Written request 1:
According to the forum post about the three sectional staff, how long has the poster been working with three sections?

Source:
— START —
# Three Sectional Staff --:--:--



## Allen a.k.a. Destroyer (Oct 15, 2009)

...
.......

Ok, WHOA! Hold on... Stop right there. 

I am not one of those guys looking to start the three sectional staff, so stop with the negative headshaking and the downcast look.
:boing2:
Let me reiterate: I am NOT trying to START training with this fine and challenging weapon.

I have been working with 3 sections for about 2 years now. I am looking for a lightweight one to work with in competitions. I have some of the ones commonly available: a foam one (heaven forbid anyone starts learning without one), a white wax one (heavy, slow, but good and durable), and another hardwood one (probably oak, painted black with red rings around the ends... but after getting my hands on it, I can tell it's garbage (online order) ...it is held together with ROLL PINS... who does that!? :disgust: Rivet everytime! I only got it for the chains anyway).
— END —
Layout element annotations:
— START —
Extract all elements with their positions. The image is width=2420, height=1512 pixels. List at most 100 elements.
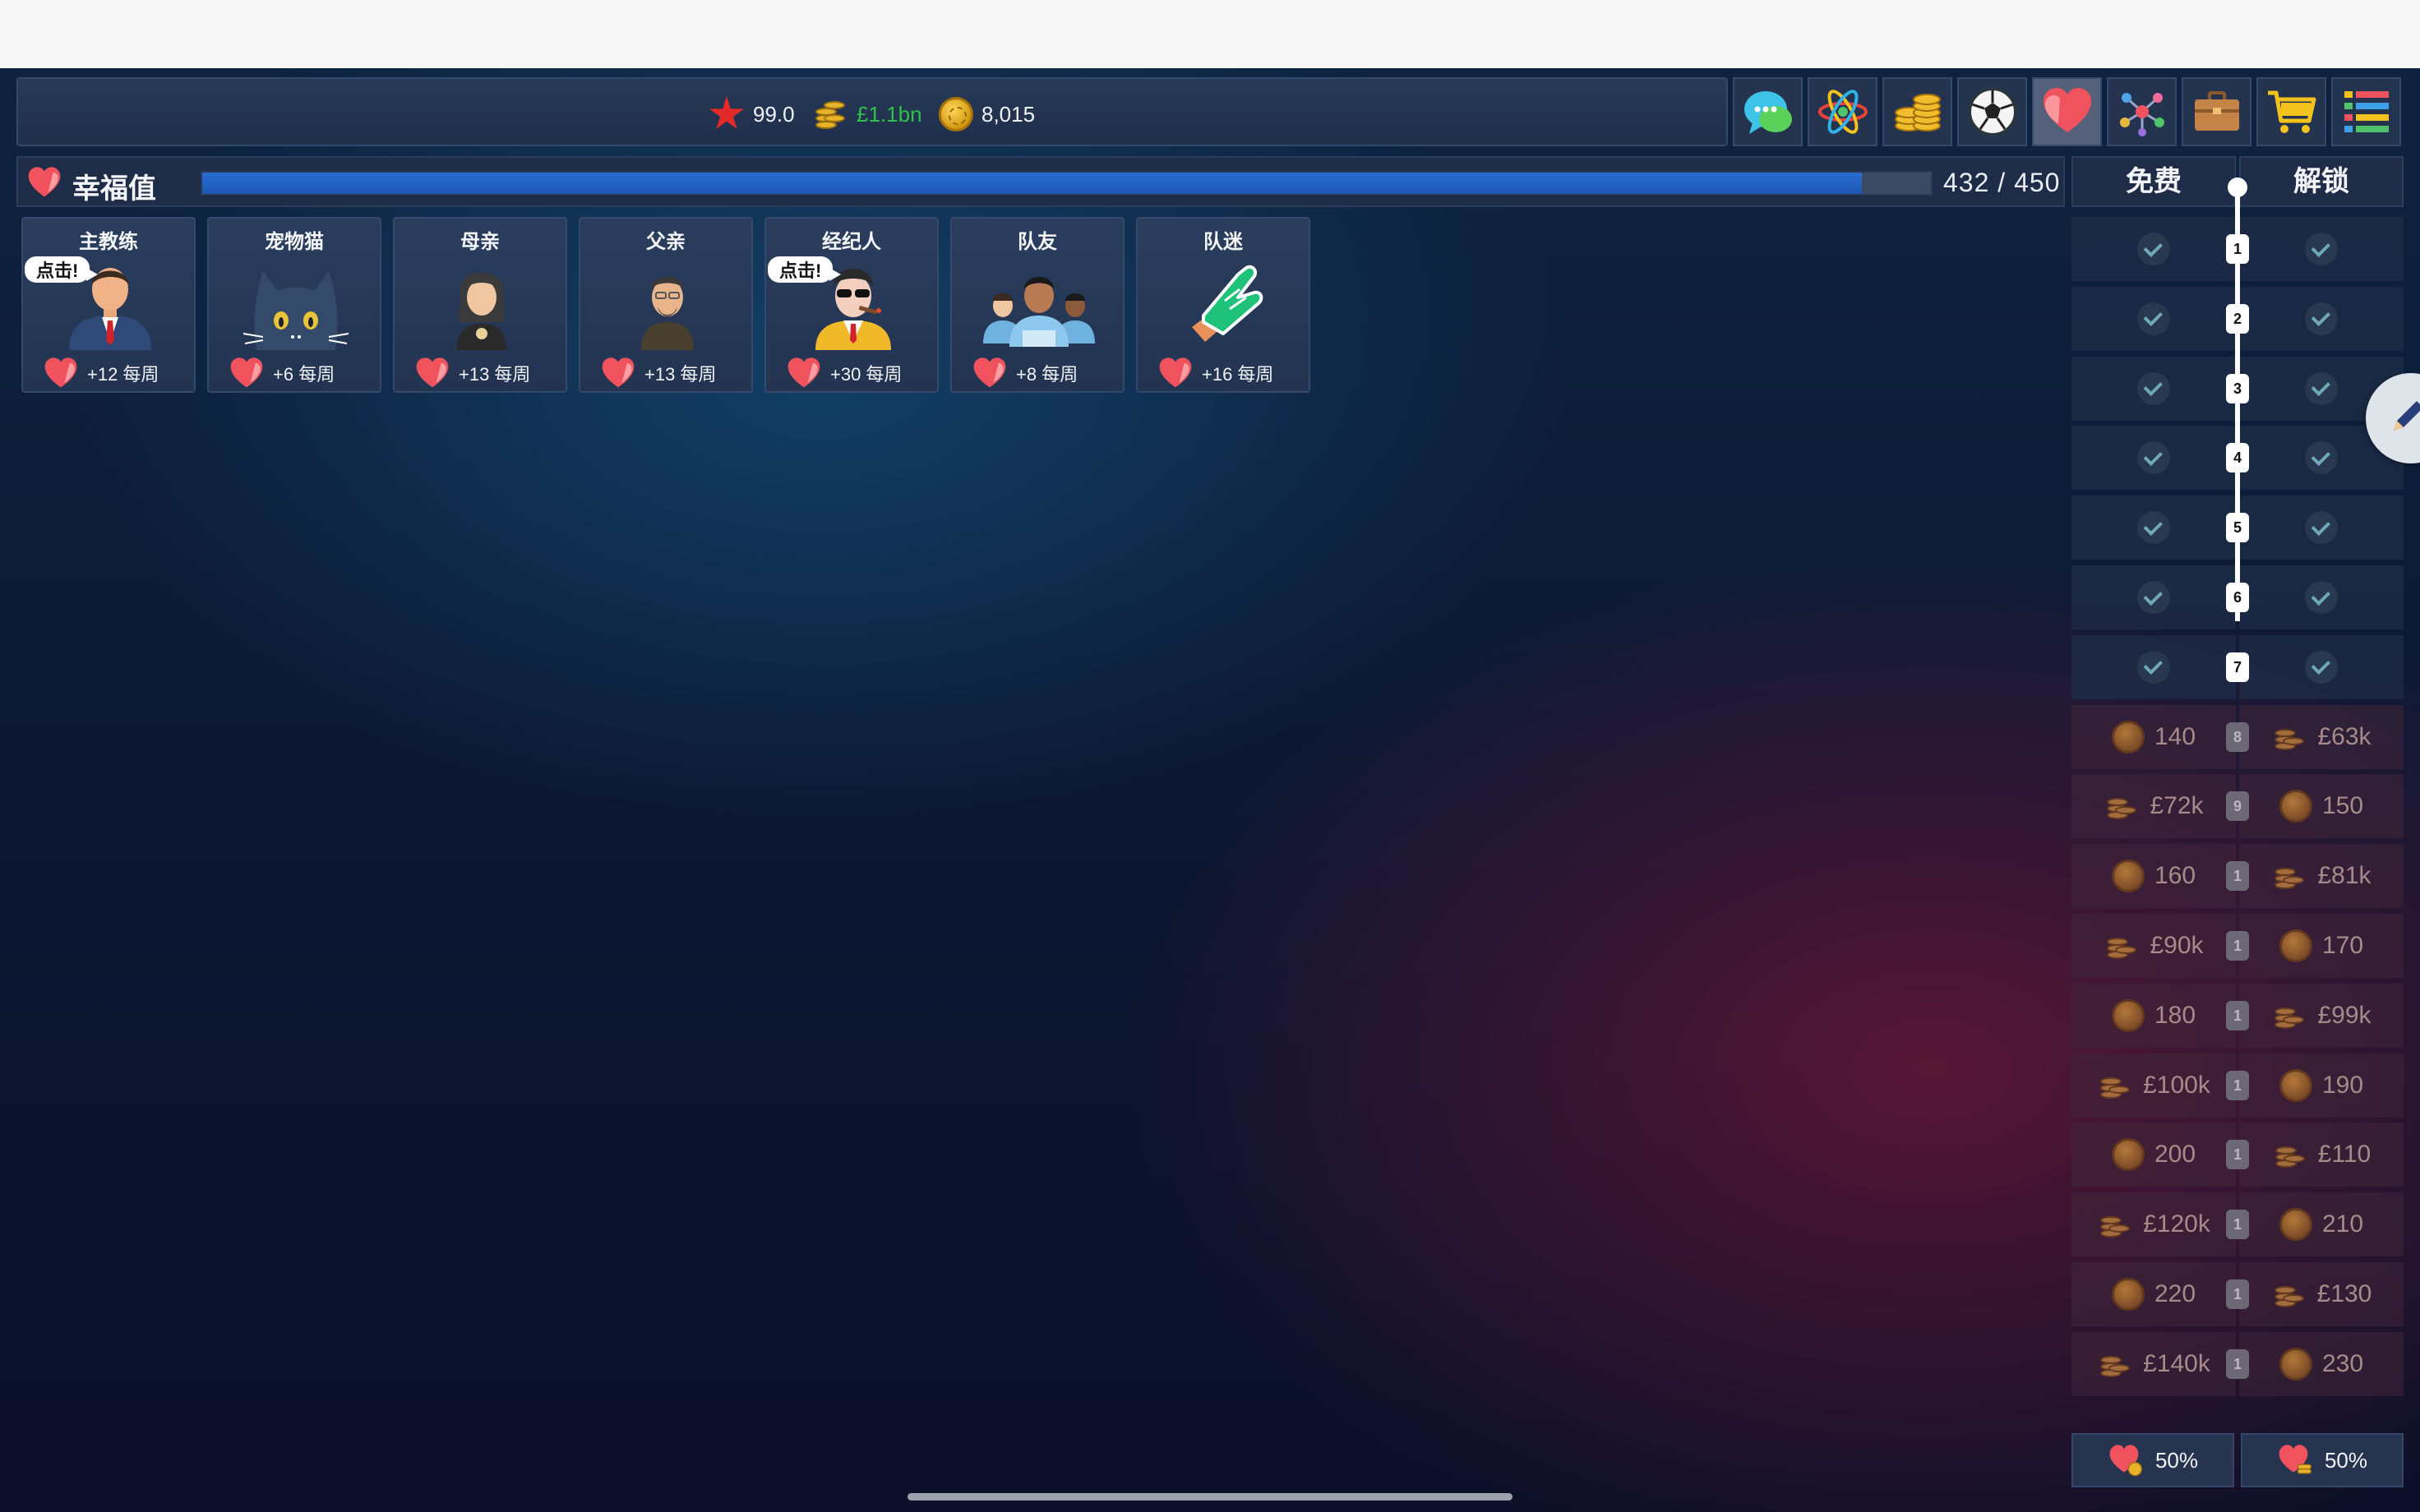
nav-football-button[interactable] xyxy=(1957,77,2027,146)
card-bonus: +13 每周 xyxy=(414,357,530,390)
teammates-icon xyxy=(983,277,1095,347)
free-reward-cell[interactable]: 200 xyxy=(2071,1122,2236,1187)
nav-shop-button[interactable] xyxy=(2256,77,2326,146)
cash-stack-icon xyxy=(2104,929,2140,962)
unlock-reward-cell[interactable] xyxy=(2239,286,2404,351)
card-mother[interactable]: 母亲 +13 每周 xyxy=(393,217,567,393)
reward-amount: 190 xyxy=(2321,1071,2364,1099)
home-indicator[interactable] xyxy=(908,1493,1512,1500)
unlock-reward-cell[interactable]: 170 xyxy=(2239,914,2404,978)
check-icon xyxy=(2137,233,2170,265)
father-icon xyxy=(641,277,694,350)
mother-icon xyxy=(457,272,506,350)
resource-bar: 99.0 £1.1bn 8,015 xyxy=(16,77,1728,146)
free-reward-cell[interactable]: £140k xyxy=(2071,1331,2236,1396)
card-bonus: +16 每周 xyxy=(1157,357,1273,390)
cash-stack-icon xyxy=(2271,721,2307,754)
reward-amount: 200 xyxy=(2154,1141,2196,1169)
free-reward-cell[interactable] xyxy=(2071,634,2236,699)
free-reward-cell[interactable]: 160 xyxy=(2071,844,2236,909)
unlock-reward-cell[interactable]: £81k xyxy=(2239,844,2404,909)
card-name: 主教练 xyxy=(79,231,138,253)
reward-amount: 150 xyxy=(2321,792,2364,820)
reward-amount: 140 xyxy=(2154,722,2196,750)
unlock-multiplier[interactable]: 50% xyxy=(2241,1433,2404,1487)
check-icon xyxy=(2305,371,2338,405)
card-bonus: +13 每周 xyxy=(600,357,716,390)
unlock-reward-cell[interactable]: 150 xyxy=(2239,774,2404,839)
unlock-reward-cell[interactable]: 230 xyxy=(2239,1331,2404,1396)
free-reward-cell[interactable] xyxy=(2071,286,2236,351)
cart-icon xyxy=(2267,90,2316,133)
check-icon xyxy=(2305,302,2338,335)
unlock-reward-cell[interactable]: £110 xyxy=(2239,1122,2404,1187)
reward-amount: £72k xyxy=(2150,792,2204,820)
free-reward-cell[interactable]: £100k xyxy=(2071,1053,2236,1118)
nav-finance-button[interactable] xyxy=(1882,77,1952,146)
chat-icon xyxy=(1743,91,1792,134)
rating-value: 99.0 xyxy=(753,101,795,127)
free-reward-cell[interactable] xyxy=(2071,217,2236,281)
unlock-reward-cell[interactable]: 190 xyxy=(2239,1053,2404,1118)
nav-career-button[interactable] xyxy=(2182,77,2251,146)
heart-icon xyxy=(602,357,635,388)
reward-amount: £110 xyxy=(2317,1141,2372,1169)
heart-icon xyxy=(44,357,77,388)
reward-amount: £63k xyxy=(2317,722,2372,750)
nav-chat-button[interactable] xyxy=(1733,77,1803,146)
heart-icon xyxy=(973,357,1006,388)
reward-amount: 230 xyxy=(2321,1349,2364,1377)
free-reward-cell[interactable]: £120k xyxy=(2071,1192,2236,1257)
check-icon xyxy=(2305,233,2338,265)
free-reward-cell[interactable]: 180 xyxy=(2071,983,2236,1048)
check-icon xyxy=(2137,371,2170,405)
card-teammates[interactable]: 队友 +8 每周 xyxy=(950,217,1125,393)
relationship-cards: 主教练 点击! +12 每周 宠物猫 +6 每周 母亲 +13 每周 父亲 +1… xyxy=(21,217,1310,393)
happiness-title: 幸福值 xyxy=(72,173,156,205)
card-agent[interactable]: 经纪人 点击! +30 每周 xyxy=(764,217,939,393)
unlock-reward-cell[interactable]: £99k xyxy=(2239,983,2404,1048)
free-reward-cell[interactable]: 140 xyxy=(2071,704,2236,769)
nav-network-button[interactable] xyxy=(2107,77,2177,146)
unlock-reward-cell[interactable]: £130 xyxy=(2239,1262,2404,1326)
check-icon xyxy=(2305,511,2338,545)
card-head-coach[interactable]: 主教练 点击! +12 每周 xyxy=(21,217,196,393)
cash-stack-icon xyxy=(2272,1138,2308,1171)
level-marker: 1 xyxy=(2226,1140,2249,1170)
nav-atom-button[interactable] xyxy=(1808,77,1877,146)
free-reward-cell[interactable]: 220 xyxy=(2071,1262,2236,1326)
free-reward-cell[interactable] xyxy=(2071,426,2236,491)
free-multiplier[interactable]: 50% xyxy=(2071,1433,2234,1487)
tap-bubble[interactable]: 点击! xyxy=(25,256,99,283)
coin-icon xyxy=(2111,1138,2145,1172)
heart-icon xyxy=(416,357,449,388)
card-fans[interactable]: 队迷 +16 每周 xyxy=(1136,217,1310,393)
game-background: 99.0 £1.1bn 8,015 幸福值 432 / 450 主教练 点击! … xyxy=(0,0,2420,1512)
heart-icon xyxy=(1159,357,1192,388)
nav-happiness-button[interactable] xyxy=(2032,77,2102,146)
coin-icon xyxy=(2279,1208,2312,1242)
unlock-reward-cell[interactable] xyxy=(2239,634,2404,699)
unlock-reward-cell[interactable] xyxy=(2239,496,2404,560)
track-spine-cap xyxy=(2228,177,2247,197)
list-icon xyxy=(2344,91,2389,132)
money-value: £1.1bn xyxy=(857,101,922,127)
happiness-progress-fill xyxy=(202,173,1862,194)
free-reward-cell[interactable] xyxy=(2071,565,2236,629)
free-reward-cell[interactable]: £90k xyxy=(2071,914,2236,978)
level-marker: 1 xyxy=(2226,1279,2249,1309)
reward-amount: £81k xyxy=(2317,862,2372,890)
unlock-reward-cell[interactable]: £63k xyxy=(2239,704,2404,769)
check-icon xyxy=(2305,441,2338,475)
tap-bubble[interactable]: 点击! xyxy=(768,256,842,283)
card-father[interactable]: 父亲 +13 每周 xyxy=(579,217,753,393)
free-reward-cell[interactable] xyxy=(2071,496,2236,560)
unlock-reward-cell[interactable] xyxy=(2239,565,2404,629)
free-reward-cell[interactable]: £72k xyxy=(2071,774,2236,839)
card-bonus: +12 每周 xyxy=(43,357,159,390)
card-pet-cat[interactable]: 宠物猫 +6 每周 xyxy=(207,217,381,393)
nav-menu-button[interactable] xyxy=(2331,77,2401,146)
unlock-reward-cell[interactable] xyxy=(2239,217,2404,281)
free-reward-cell[interactable] xyxy=(2071,356,2236,421)
unlock-reward-cell[interactable]: 210 xyxy=(2239,1192,2404,1257)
— END —
Written request 2:
Copy every line of the entries above that contains the string "marker", treating uppercase and lowercase letters as different.

Correct answer 1:
About two years.

Correct answer 2:
level-marker: 1 xyxy=(2226,1140,2249,1170)
level-marker: 1 xyxy=(2226,1279,2249,1309)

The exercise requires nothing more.